— START —

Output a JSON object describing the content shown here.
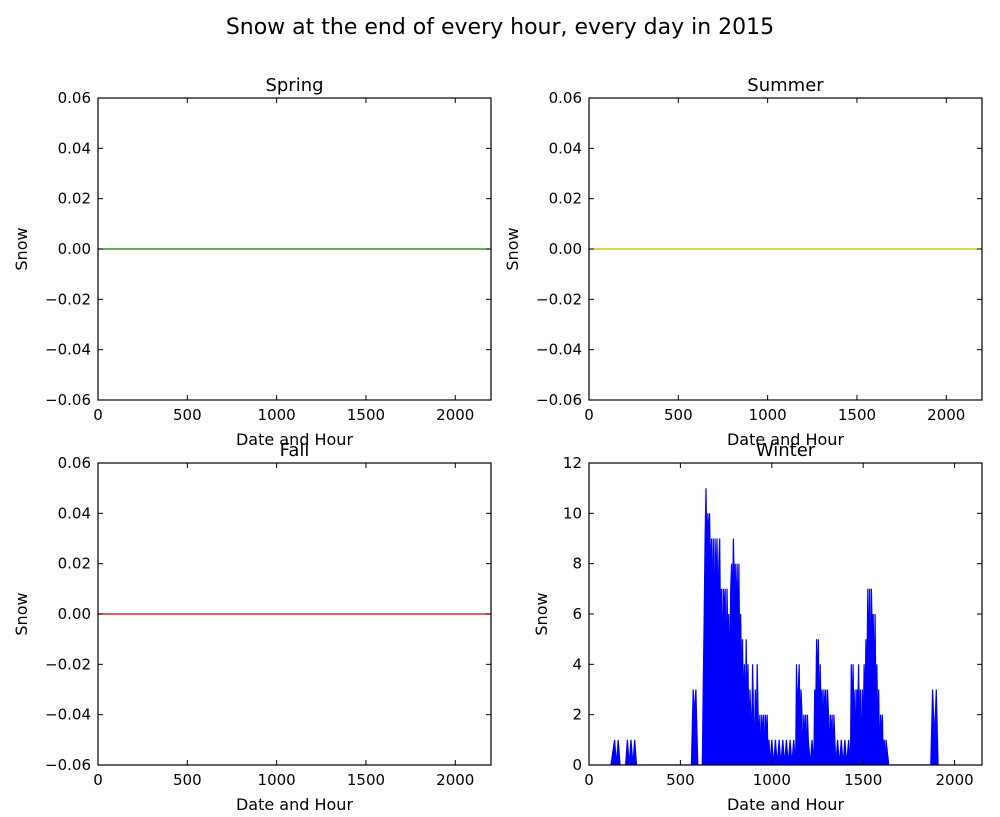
{
  "figure": {
    "title": "Snow at the end of every hour, every day in 2015"
  },
  "chart_data": [
    {
      "type": "line",
      "title": "Spring",
      "xlabel": "Date and Hour",
      "ylabel": "Snow",
      "xlim": [
        0,
        2200
      ],
      "ylim": [
        -0.06,
        0.06
      ],
      "x_ticks": [
        0,
        500,
        1000,
        1500,
        2000
      ],
      "y_ticks": [
        -0.06,
        -0.04,
        -0.02,
        0.0,
        0.02,
        0.04,
        0.06
      ],
      "tick_decimals": 2,
      "color": "#008000",
      "series": [
        {
          "values": [
            [
              0,
              0
            ],
            [
              2200,
              0
            ]
          ]
        }
      ]
    },
    {
      "type": "line",
      "title": "Summer",
      "xlabel": "Date and Hour",
      "ylabel": "Snow",
      "xlim": [
        0,
        2200
      ],
      "ylim": [
        -0.06,
        0.06
      ],
      "x_ticks": [
        0,
        500,
        1000,
        1500,
        2000
      ],
      "y_ticks": [
        -0.06,
        -0.04,
        -0.02,
        0.0,
        0.02,
        0.04,
        0.06
      ],
      "tick_decimals": 2,
      "color": "#bfbf00",
      "series": [
        {
          "values": [
            [
              0,
              0
            ],
            [
              2200,
              0
            ]
          ]
        }
      ]
    },
    {
      "type": "line",
      "title": "Fall",
      "xlabel": "Date and Hour",
      "ylabel": "Snow",
      "xlim": [
        0,
        2200
      ],
      "ylim": [
        -0.06,
        0.06
      ],
      "x_ticks": [
        0,
        500,
        1000,
        1500,
        2000
      ],
      "y_ticks": [
        -0.06,
        -0.04,
        -0.02,
        0.0,
        0.02,
        0.04,
        0.06
      ],
      "tick_decimals": 2,
      "color": "#cc0000",
      "series": [
        {
          "values": [
            [
              0,
              0
            ],
            [
              2200,
              0
            ]
          ]
        }
      ]
    },
    {
      "type": "area",
      "title": "Winter",
      "xlabel": "Date and Hour",
      "ylabel": "Snow",
      "xlim": [
        0,
        2150
      ],
      "ylim": [
        0,
        12
      ],
      "x_ticks": [
        0,
        500,
        1000,
        1500,
        2000
      ],
      "y_ticks": [
        0,
        2,
        4,
        6,
        8,
        10,
        12
      ],
      "tick_decimals": 0,
      "color": "#0000ff",
      "series": [
        {
          "values": [
            [
              120,
              0
            ],
            [
              140,
              1
            ],
            [
              150,
              0
            ],
            [
              160,
              1
            ],
            [
              170,
              0
            ],
            [
              200,
              0
            ],
            [
              210,
              1
            ],
            [
              220,
              0
            ],
            [
              230,
              1
            ],
            [
              240,
              0
            ],
            [
              250,
              1
            ],
            [
              260,
              0
            ],
            [
              560,
              0
            ],
            [
              570,
              3
            ],
            [
              575,
              2
            ],
            [
              585,
              3
            ],
            [
              595,
              0
            ],
            [
              620,
              0
            ],
            [
              625,
              3
            ],
            [
              630,
              6
            ],
            [
              635,
              9
            ],
            [
              640,
              11
            ],
            [
              645,
              8
            ],
            [
              650,
              10
            ],
            [
              655,
              9
            ],
            [
              660,
              10
            ],
            [
              665,
              7
            ],
            [
              670,
              9
            ],
            [
              675,
              6
            ],
            [
              680,
              9
            ],
            [
              685,
              5
            ],
            [
              690,
              9
            ],
            [
              695,
              7
            ],
            [
              700,
              9
            ],
            [
              705,
              6
            ],
            [
              710,
              8
            ],
            [
              715,
              9
            ],
            [
              720,
              5
            ],
            [
              725,
              7
            ],
            [
              730,
              4
            ],
            [
              735,
              7
            ],
            [
              740,
              6
            ],
            [
              745,
              7
            ],
            [
              750,
              3
            ],
            [
              755,
              7
            ],
            [
              760,
              5
            ],
            [
              765,
              6
            ],
            [
              770,
              3
            ],
            [
              775,
              7
            ],
            [
              780,
              8
            ],
            [
              785,
              6
            ],
            [
              790,
              9
            ],
            [
              795,
              7
            ],
            [
              800,
              8
            ],
            [
              805,
              6
            ],
            [
              810,
              8
            ],
            [
              815,
              5
            ],
            [
              820,
              8
            ],
            [
              825,
              4
            ],
            [
              830,
              6
            ],
            [
              835,
              3
            ],
            [
              840,
              5
            ],
            [
              845,
              2
            ],
            [
              850,
              4
            ],
            [
              855,
              1
            ],
            [
              860,
              5
            ],
            [
              865,
              2
            ],
            [
              870,
              4
            ],
            [
              875,
              1
            ],
            [
              880,
              3
            ],
            [
              885,
              2
            ],
            [
              890,
              1
            ],
            [
              895,
              4
            ],
            [
              900,
              2
            ],
            [
              905,
              0
            ],
            [
              910,
              3
            ],
            [
              915,
              1
            ],
            [
              920,
              4
            ],
            [
              925,
              2
            ],
            [
              930,
              1
            ],
            [
              935,
              2
            ],
            [
              940,
              0
            ],
            [
              945,
              2
            ],
            [
              950,
              1
            ],
            [
              955,
              2
            ],
            [
              960,
              0
            ],
            [
              965,
              2
            ],
            [
              970,
              1
            ],
            [
              975,
              2
            ],
            [
              980,
              0
            ],
            [
              985,
              1
            ],
            [
              990,
              0
            ],
            [
              1000,
              1
            ],
            [
              1010,
              0
            ],
            [
              1020,
              1
            ],
            [
              1030,
              0
            ],
            [
              1040,
              1
            ],
            [
              1050,
              0
            ],
            [
              1060,
              1
            ],
            [
              1070,
              0
            ],
            [
              1080,
              1
            ],
            [
              1090,
              0
            ],
            [
              1100,
              1
            ],
            [
              1110,
              0
            ],
            [
              1120,
              1
            ],
            [
              1130,
              0
            ],
            [
              1135,
              4
            ],
            [
              1140,
              2
            ],
            [
              1145,
              3
            ],
            [
              1150,
              4
            ],
            [
              1155,
              1
            ],
            [
              1160,
              3
            ],
            [
              1165,
              2
            ],
            [
              1170,
              0
            ],
            [
              1175,
              2
            ],
            [
              1180,
              1
            ],
            [
              1185,
              2
            ],
            [
              1190,
              0
            ],
            [
              1195,
              2
            ],
            [
              1200,
              1
            ],
            [
              1210,
              0
            ],
            [
              1220,
              1
            ],
            [
              1230,
              0
            ],
            [
              1235,
              3
            ],
            [
              1240,
              2
            ],
            [
              1245,
              5
            ],
            [
              1250,
              3
            ],
            [
              1255,
              5
            ],
            [
              1260,
              1
            ],
            [
              1265,
              4
            ],
            [
              1270,
              2
            ],
            [
              1275,
              3
            ],
            [
              1280,
              1
            ],
            [
              1285,
              3
            ],
            [
              1290,
              2
            ],
            [
              1295,
              3
            ],
            [
              1300,
              1
            ],
            [
              1305,
              3
            ],
            [
              1310,
              2
            ],
            [
              1315,
              0
            ],
            [
              1320,
              2
            ],
            [
              1325,
              1
            ],
            [
              1330,
              2
            ],
            [
              1335,
              0
            ],
            [
              1340,
              2
            ],
            [
              1350,
              0
            ],
            [
              1360,
              1
            ],
            [
              1370,
              0
            ],
            [
              1380,
              1
            ],
            [
              1390,
              0
            ],
            [
              1400,
              1
            ],
            [
              1410,
              0
            ],
            [
              1420,
              1
            ],
            [
              1430,
              0
            ],
            [
              1435,
              4
            ],
            [
              1440,
              2
            ],
            [
              1445,
              4
            ],
            [
              1450,
              1
            ],
            [
              1455,
              3
            ],
            [
              1460,
              0
            ],
            [
              1465,
              3
            ],
            [
              1470,
              2
            ],
            [
              1475,
              4
            ],
            [
              1480,
              1
            ],
            [
              1485,
              3
            ],
            [
              1490,
              0
            ],
            [
              1495,
              3
            ],
            [
              1500,
              1
            ],
            [
              1505,
              4
            ],
            [
              1510,
              2
            ],
            [
              1515,
              5
            ],
            [
              1520,
              3
            ],
            [
              1525,
              7
            ],
            [
              1530,
              4
            ],
            [
              1535,
              7
            ],
            [
              1540,
              3
            ],
            [
              1545,
              7
            ],
            [
              1550,
              5
            ],
            [
              1555,
              6
            ],
            [
              1560,
              3
            ],
            [
              1565,
              6
            ],
            [
              1570,
              2
            ],
            [
              1575,
              4
            ],
            [
              1580,
              1
            ],
            [
              1585,
              3
            ],
            [
              1590,
              0
            ],
            [
              1595,
              2
            ],
            [
              1600,
              1
            ],
            [
              1605,
              2
            ],
            [
              1610,
              0
            ],
            [
              1615,
              1
            ],
            [
              1620,
              0
            ],
            [
              1625,
              1
            ],
            [
              1640,
              0
            ],
            [
              1870,
              0
            ],
            [
              1880,
              3
            ],
            [
              1890,
              1
            ],
            [
              1900,
              3
            ],
            [
              1910,
              0
            ]
          ]
        }
      ]
    }
  ]
}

— END —

Work to be completed >> In the entries above, find each line with the word "title" and show it.

Exercise output >>
    "title": "Snow at the end of every hour, every day in 2015"
      "title": "Spring",
      "title": "Summer",
      "title": "Fall",
      "title": "Winter",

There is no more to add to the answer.